**TASK TO COMPLETE:** Lines that include the word "number" are the ones to copy.

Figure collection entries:
════════════════════

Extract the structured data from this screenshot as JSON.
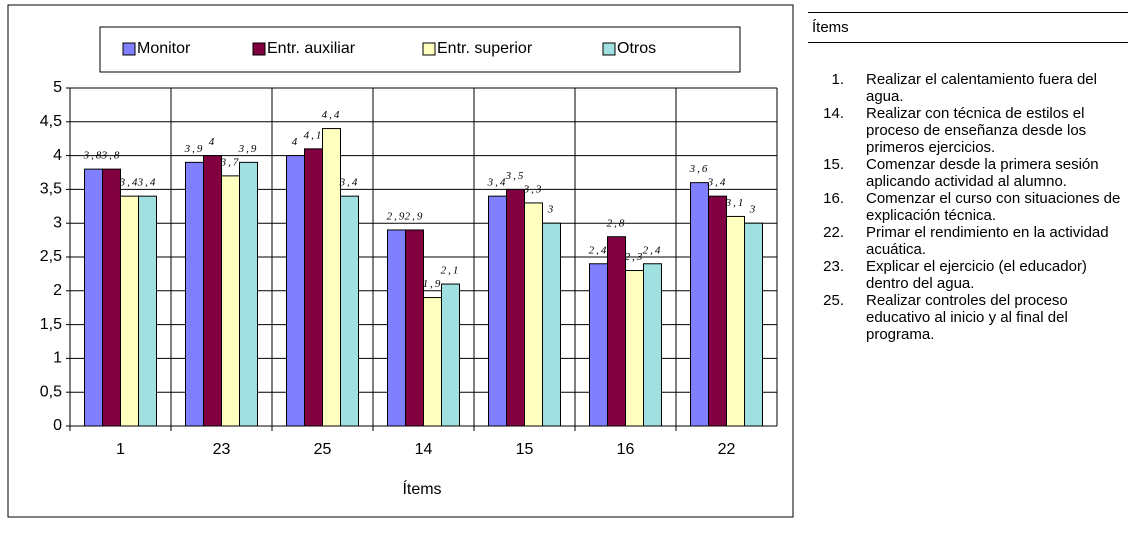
{
  "chart_data": {
    "type": "bar",
    "x_label": "Ítems",
    "categories": [
      "1",
      "23",
      "25",
      "14",
      "15",
      "16",
      "22"
    ],
    "series": [
      {
        "name": "Monitor",
        "color": "#8080ff",
        "values": [
          3.8,
          3.9,
          4,
          2.9,
          3.4,
          2.4,
          3.6
        ],
        "value_labels": [
          "3,8",
          "3,9",
          "4",
          "2,9",
          "3,4",
          "2,4",
          "3,6"
        ]
      },
      {
        "name": "Entr. auxiliar",
        "color": "#800040",
        "values": [
          3.8,
          4,
          4.1,
          2.9,
          3.5,
          2.8,
          3.4
        ],
        "value_labels": [
          "3,8",
          "4",
          "4,1",
          "2,9",
          "3,5",
          "2,8",
          "3,4"
        ]
      },
      {
        "name": "Entr. superior",
        "color": "#ffffc0",
        "values": [
          3.4,
          3.7,
          4.4,
          1.9,
          3.3,
          2.3,
          3.1
        ],
        "value_labels": [
          "3,4",
          "3,7",
          "4,4",
          "1,9",
          "3,3",
          "2,3",
          "3,1"
        ]
      },
      {
        "name": "Otros",
        "color": "#a0e0e0",
        "values": [
          3.4,
          3.9,
          3.4,
          2.1,
          3,
          2.4,
          3
        ],
        "value_labels": [
          "3,4",
          "3,9",
          "3,4",
          "2,1",
          "3",
          "2,4",
          "3"
        ]
      }
    ],
    "ylim": [
      0,
      5
    ],
    "yticks": [
      0,
      {
        "value": 0.5,
        "label": "0,5"
      },
      1,
      {
        "value": 1.5,
        "label": "1,5"
      },
      2,
      {
        "value": 2.5,
        "label": "2,5"
      },
      3,
      {
        "value": 3.5,
        "label": "3,5"
      },
      4,
      {
        "value": 4.5,
        "label": "4,5"
      },
      5
    ],
    "grid": true,
    "legend": "top"
  },
  "items_panel": {
    "title": "Ítems",
    "items": [
      {
        "number": "1.",
        "text": "Realizar el calentamiento fuera del agua."
      },
      {
        "number": "14.",
        "text": "Realizar con técnica de estilos el proceso de enseñanza desde los primeros ejercicios."
      },
      {
        "number": "15.",
        "text": "Comenzar desde la primera sesión aplicando actividad al alumno."
      },
      {
        "number": "16.",
        "text": "Comenzar el curso con situaciones de explicación técnica."
      },
      {
        "number": "22.",
        "text": "Primar el rendimiento en la actividad acuática."
      },
      {
        "number": "23.",
        "text": "Explicar el ejercicio (el educador) dentro del agua."
      },
      {
        "number": "25.",
        "text": "Realizar controles del proceso educativo al inicio y al final del programa."
      }
    ]
  }
}
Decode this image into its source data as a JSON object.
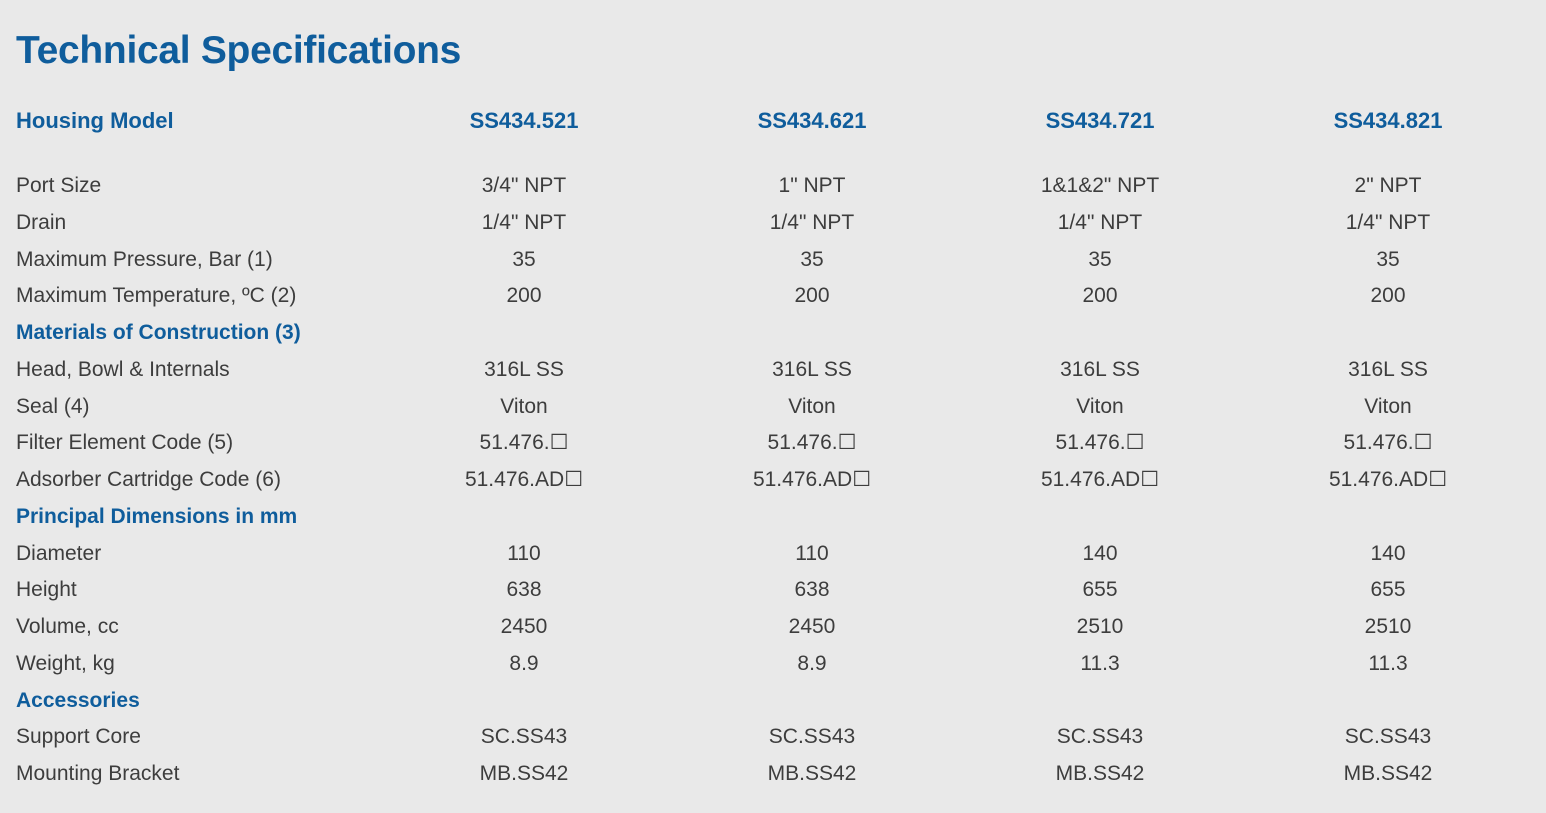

════════════════════

**THE REPLY:**
        "number": "1.",
        "number": "14.",
        "number": "15.",
        "number": "16.",
        "number": "22.",
        "number": "23.",
        "number": "25.",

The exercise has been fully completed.